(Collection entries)
--- Begin ---
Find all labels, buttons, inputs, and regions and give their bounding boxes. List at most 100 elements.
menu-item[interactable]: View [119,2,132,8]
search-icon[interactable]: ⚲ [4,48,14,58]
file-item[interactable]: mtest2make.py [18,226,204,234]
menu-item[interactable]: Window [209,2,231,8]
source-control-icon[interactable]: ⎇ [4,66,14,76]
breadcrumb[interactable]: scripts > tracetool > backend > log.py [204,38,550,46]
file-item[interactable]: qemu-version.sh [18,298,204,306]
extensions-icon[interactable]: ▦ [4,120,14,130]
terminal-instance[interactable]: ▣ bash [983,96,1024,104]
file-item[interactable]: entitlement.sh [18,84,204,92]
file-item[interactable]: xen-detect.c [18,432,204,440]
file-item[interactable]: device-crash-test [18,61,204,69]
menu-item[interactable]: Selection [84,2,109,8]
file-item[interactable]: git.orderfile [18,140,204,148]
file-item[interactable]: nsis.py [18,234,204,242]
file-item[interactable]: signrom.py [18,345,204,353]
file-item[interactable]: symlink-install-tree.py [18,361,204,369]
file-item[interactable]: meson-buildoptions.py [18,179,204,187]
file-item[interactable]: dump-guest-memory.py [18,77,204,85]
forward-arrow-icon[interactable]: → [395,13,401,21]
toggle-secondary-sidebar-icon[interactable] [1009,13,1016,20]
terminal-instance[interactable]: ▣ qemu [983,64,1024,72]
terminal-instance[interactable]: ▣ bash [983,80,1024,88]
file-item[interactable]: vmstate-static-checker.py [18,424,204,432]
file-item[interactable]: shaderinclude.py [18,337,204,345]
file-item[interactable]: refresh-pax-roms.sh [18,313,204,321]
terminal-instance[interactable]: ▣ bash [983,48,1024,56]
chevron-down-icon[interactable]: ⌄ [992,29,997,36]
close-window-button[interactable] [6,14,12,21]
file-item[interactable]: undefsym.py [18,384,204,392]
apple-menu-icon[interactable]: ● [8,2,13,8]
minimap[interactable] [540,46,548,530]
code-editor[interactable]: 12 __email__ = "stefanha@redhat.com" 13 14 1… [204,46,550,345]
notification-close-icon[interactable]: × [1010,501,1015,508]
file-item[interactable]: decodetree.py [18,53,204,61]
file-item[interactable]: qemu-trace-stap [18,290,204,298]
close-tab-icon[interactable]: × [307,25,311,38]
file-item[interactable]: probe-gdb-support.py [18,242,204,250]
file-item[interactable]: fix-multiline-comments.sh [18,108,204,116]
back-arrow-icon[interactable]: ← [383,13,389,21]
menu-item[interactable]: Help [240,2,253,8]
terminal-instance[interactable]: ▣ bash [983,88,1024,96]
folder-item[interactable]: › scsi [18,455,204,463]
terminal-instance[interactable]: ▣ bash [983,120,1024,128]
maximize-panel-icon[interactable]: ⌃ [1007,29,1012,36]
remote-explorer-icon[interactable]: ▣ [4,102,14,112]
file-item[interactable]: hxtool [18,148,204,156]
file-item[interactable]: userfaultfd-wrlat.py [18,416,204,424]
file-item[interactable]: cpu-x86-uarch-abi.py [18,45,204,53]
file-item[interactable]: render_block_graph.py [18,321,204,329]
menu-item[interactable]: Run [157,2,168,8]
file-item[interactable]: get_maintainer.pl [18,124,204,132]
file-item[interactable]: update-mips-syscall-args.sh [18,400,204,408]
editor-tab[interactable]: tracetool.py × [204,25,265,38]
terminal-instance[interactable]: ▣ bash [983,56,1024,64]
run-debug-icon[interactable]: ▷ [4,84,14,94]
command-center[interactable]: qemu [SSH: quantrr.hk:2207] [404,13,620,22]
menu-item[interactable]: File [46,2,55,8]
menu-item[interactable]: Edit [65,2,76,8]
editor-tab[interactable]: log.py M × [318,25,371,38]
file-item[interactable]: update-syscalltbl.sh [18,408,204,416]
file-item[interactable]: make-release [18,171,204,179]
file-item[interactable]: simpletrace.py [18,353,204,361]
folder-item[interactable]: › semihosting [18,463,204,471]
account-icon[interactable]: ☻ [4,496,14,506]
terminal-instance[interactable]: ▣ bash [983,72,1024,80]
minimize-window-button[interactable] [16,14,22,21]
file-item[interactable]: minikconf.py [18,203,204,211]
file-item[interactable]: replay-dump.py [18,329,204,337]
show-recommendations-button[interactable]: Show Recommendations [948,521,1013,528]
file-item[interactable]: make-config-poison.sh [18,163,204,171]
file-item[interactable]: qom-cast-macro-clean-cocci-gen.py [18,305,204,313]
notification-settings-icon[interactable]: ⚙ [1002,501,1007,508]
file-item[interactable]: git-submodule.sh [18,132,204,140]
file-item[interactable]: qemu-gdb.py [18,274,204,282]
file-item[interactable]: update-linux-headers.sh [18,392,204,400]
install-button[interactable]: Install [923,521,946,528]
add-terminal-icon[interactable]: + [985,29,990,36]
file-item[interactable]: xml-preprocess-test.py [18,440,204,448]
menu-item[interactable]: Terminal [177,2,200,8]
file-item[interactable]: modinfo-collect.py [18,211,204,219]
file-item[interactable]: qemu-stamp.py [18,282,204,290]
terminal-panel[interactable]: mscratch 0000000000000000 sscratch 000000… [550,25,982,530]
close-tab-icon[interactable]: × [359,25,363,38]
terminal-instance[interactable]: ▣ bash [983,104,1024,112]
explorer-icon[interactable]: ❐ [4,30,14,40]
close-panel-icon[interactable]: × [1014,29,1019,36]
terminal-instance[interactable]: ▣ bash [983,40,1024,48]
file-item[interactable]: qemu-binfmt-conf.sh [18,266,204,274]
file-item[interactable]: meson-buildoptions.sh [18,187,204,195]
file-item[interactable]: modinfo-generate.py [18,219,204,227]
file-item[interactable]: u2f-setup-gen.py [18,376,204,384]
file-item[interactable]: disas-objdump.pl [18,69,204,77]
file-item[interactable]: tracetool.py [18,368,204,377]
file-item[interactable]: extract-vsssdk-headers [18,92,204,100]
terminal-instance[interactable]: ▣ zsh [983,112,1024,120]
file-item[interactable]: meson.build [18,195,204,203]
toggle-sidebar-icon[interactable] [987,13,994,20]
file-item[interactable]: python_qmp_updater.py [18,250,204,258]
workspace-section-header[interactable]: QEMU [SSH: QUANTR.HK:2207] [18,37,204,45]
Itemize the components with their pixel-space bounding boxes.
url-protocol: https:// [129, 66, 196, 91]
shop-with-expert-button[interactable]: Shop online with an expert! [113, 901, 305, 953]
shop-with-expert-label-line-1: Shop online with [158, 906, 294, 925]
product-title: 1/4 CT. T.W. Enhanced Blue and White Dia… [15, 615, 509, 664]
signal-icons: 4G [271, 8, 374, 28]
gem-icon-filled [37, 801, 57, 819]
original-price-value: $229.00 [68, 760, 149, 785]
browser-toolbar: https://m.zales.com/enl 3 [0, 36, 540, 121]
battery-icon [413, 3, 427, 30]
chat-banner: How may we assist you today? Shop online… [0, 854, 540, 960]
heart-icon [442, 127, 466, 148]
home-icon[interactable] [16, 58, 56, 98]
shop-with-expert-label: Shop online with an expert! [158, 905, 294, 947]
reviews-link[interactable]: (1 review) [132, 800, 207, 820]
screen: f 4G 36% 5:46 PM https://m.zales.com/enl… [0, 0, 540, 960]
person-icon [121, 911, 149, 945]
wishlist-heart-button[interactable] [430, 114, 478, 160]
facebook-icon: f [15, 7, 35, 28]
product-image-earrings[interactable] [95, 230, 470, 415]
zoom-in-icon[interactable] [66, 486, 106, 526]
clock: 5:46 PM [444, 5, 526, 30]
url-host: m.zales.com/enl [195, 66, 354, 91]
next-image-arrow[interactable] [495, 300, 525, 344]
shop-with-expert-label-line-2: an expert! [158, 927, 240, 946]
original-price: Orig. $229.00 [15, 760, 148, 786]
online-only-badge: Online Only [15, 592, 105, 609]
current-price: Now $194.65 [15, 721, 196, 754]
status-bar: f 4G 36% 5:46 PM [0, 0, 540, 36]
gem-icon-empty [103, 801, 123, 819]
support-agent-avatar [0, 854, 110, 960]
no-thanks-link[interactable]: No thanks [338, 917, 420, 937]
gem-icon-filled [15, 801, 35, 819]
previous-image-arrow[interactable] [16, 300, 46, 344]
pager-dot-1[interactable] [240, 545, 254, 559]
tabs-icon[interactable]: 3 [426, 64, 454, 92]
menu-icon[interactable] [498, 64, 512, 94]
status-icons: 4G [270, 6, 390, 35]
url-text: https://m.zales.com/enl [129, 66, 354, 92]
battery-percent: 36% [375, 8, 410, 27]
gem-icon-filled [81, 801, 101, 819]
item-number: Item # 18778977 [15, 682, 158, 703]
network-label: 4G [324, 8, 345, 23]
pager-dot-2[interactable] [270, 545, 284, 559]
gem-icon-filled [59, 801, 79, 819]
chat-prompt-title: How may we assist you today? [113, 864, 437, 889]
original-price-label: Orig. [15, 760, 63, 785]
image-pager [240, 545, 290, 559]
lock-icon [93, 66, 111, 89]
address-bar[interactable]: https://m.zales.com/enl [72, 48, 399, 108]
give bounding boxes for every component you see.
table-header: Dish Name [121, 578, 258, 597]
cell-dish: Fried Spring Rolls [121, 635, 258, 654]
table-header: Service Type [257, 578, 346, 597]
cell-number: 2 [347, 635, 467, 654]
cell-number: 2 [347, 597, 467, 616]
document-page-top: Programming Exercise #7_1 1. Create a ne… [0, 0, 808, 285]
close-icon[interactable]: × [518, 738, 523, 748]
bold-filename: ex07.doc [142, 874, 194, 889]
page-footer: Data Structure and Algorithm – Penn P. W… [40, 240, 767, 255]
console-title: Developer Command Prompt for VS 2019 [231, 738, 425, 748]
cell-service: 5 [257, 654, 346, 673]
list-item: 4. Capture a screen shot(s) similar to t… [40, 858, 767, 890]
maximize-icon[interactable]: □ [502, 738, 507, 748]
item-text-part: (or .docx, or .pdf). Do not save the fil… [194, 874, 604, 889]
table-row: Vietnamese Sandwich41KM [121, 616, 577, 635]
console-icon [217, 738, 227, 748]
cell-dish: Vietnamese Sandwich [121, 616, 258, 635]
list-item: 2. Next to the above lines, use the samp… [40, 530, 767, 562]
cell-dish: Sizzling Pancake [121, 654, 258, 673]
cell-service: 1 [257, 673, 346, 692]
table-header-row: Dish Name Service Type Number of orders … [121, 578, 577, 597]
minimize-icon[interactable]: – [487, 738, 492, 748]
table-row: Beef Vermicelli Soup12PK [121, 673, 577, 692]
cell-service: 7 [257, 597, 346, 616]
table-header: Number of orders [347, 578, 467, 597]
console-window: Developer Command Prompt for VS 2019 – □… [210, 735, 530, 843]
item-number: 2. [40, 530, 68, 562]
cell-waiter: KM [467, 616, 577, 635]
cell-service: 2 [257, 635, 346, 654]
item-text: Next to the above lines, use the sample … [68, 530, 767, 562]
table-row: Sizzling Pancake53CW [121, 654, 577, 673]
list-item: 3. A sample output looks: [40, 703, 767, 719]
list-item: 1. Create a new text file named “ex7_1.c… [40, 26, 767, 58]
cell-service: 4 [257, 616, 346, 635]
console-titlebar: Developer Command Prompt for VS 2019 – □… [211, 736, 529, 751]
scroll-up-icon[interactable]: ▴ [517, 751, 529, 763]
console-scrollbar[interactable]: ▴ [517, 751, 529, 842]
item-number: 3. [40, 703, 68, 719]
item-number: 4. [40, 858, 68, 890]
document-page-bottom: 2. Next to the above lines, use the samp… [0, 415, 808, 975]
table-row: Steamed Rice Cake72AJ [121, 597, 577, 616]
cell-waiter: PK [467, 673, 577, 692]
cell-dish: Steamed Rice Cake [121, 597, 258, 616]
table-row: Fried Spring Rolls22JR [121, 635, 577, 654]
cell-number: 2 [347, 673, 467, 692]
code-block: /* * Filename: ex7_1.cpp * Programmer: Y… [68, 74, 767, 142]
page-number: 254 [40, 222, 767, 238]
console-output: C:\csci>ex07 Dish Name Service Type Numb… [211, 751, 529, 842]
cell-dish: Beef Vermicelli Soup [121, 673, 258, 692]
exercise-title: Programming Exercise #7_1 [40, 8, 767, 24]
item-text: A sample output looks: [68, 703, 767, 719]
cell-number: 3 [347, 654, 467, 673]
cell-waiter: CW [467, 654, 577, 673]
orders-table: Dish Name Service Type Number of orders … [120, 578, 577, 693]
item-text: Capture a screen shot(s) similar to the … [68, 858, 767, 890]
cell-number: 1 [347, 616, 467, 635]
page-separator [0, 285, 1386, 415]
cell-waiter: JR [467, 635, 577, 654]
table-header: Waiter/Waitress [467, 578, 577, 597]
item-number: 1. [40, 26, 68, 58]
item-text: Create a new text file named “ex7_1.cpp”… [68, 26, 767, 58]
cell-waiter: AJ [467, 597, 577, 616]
--- End ---
Rewrite the records from the first line through the line containing "file-item[interactable]: qemu-version.sh [18,298,204,306]", swapping "Window" for "Help" and leaving everything else unchanged.

--- Task output ---
Find all labels, buttons, inputs, and regions and give their bounding boxes. List at most 100 elements.
menu-item[interactable]: View [119,2,132,8]
search-icon[interactable]: ⚲ [4,48,14,58]
file-item[interactable]: mtest2make.py [18,226,204,234]
menu-item[interactable]: Help [209,2,231,8]
source-control-icon[interactable]: ⎇ [4,66,14,76]
breadcrumb[interactable]: scripts > tracetool > backend > log.py [204,38,550,46]
file-item[interactable]: qemu-version.sh [18,298,204,306]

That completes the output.